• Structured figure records
════════════════

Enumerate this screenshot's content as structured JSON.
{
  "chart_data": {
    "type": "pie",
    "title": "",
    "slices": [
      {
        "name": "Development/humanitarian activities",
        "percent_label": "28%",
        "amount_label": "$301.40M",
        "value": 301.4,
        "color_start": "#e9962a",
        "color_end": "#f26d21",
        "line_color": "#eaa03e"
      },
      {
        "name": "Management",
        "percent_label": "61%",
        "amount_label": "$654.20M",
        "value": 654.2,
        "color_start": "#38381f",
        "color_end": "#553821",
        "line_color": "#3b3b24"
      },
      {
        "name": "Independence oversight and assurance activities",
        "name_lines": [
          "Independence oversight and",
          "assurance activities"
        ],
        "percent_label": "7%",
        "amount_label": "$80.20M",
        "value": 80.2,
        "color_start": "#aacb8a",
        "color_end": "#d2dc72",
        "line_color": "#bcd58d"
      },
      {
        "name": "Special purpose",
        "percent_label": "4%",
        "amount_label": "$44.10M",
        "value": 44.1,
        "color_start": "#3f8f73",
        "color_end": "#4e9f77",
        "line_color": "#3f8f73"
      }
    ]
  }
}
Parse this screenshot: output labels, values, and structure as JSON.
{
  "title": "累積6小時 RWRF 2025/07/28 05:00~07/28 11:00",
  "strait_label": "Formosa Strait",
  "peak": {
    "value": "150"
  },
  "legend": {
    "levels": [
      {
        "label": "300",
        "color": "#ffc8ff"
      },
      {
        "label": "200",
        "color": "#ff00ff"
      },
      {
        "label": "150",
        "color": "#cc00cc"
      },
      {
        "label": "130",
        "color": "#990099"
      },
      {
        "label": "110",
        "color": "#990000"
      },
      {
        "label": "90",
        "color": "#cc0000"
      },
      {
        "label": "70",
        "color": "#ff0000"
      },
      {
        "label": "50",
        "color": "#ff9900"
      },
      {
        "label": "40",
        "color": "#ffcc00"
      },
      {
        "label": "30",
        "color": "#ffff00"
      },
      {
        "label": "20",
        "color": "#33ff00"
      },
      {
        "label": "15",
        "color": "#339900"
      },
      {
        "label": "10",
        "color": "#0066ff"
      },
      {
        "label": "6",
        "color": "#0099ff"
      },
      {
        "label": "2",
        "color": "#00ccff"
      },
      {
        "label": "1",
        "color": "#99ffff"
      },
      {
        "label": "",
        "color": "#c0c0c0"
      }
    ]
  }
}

════════════════

• INSTRUCTION
Set out the complete listing exactly as shown.

• SOLUTION TO THE EXERCISE
Enumerate this screenshot's content as structured JSON.
{
  "chart_data": {
    "type": "pie",
    "title": "",
    "slices": [
      {
        "name": "Development/humanitarian activities",
        "percent_label": "28%",
        "amount_label": "$301.40M",
        "value": 301.4,
        "color_start": "#e9962a",
        "color_end": "#f26d21",
        "line_color": "#eaa03e"
      },
      {
        "name": "Management",
        "percent_label": "61%",
        "amount_label": "$654.20M",
        "value": 654.2,
        "color_start": "#38381f",
        "color_end": "#553821",
        "line_color": "#3b3b24"
      },
      {
        "name": "Independence oversight and assurance activities",
        "name_lines": [
          "Independence oversight and",
          "assurance activities"
        ],
        "percent_label": "7%",
        "amount_label": "$80.20M",
        "value": 80.2,
        "color_start": "#aacb8a",
        "color_end": "#d2dc72",
        "line_color": "#bcd58d"
      },
      {
        "name": "Special purpose",
        "percent_label": "4%",
        "amount_label": "$44.10M",
        "value": 44.1,
        "color_start": "#3f8f73",
        "color_end": "#4e9f77",
        "line_color": "#3f8f73"
      }
    ]
  }
}
Parse this screenshot: output labels, values, and structure as JSON.
{
  "title": "累積6小時 RWRF 2025/07/28 05:00~07/28 11:00",
  "strait_label": "Formosa Strait",
  "peak": {
    "value": "150"
  },
  "legend": {
    "levels": [
      {
        "label": "300",
        "color": "#ffc8ff"
      },
      {
        "label": "200",
        "color": "#ff00ff"
      },
      {
        "label": "150",
        "color": "#cc00cc"
      },
      {
        "label": "130",
        "color": "#990099"
      },
      {
        "label": "110",
        "color": "#990000"
      },
      {
        "label": "90",
        "color": "#cc0000"
      },
      {
        "label": "70",
        "color": "#ff0000"
      },
      {
        "label": "50",
        "color": "#ff9900"
      },
      {
        "label": "40",
        "color": "#ffcc00"
      },
      {
        "label": "30",
        "color": "#ffff00"
      },
      {
        "label": "20",
        "color": "#33ff00"
      },
      {
        "label": "15",
        "color": "#339900"
      },
      {
        "label": "10",
        "color": "#0066ff"
      },
      {
        "label": "6",
        "color": "#0099ff"
      },
      {
        "label": "2",
        "color": "#00ccff"
      },
      {
        "label": "1",
        "color": "#99ffff"
      },
      {
        "label": "",
        "color": "#c0c0c0"
      }
    ]
  }
}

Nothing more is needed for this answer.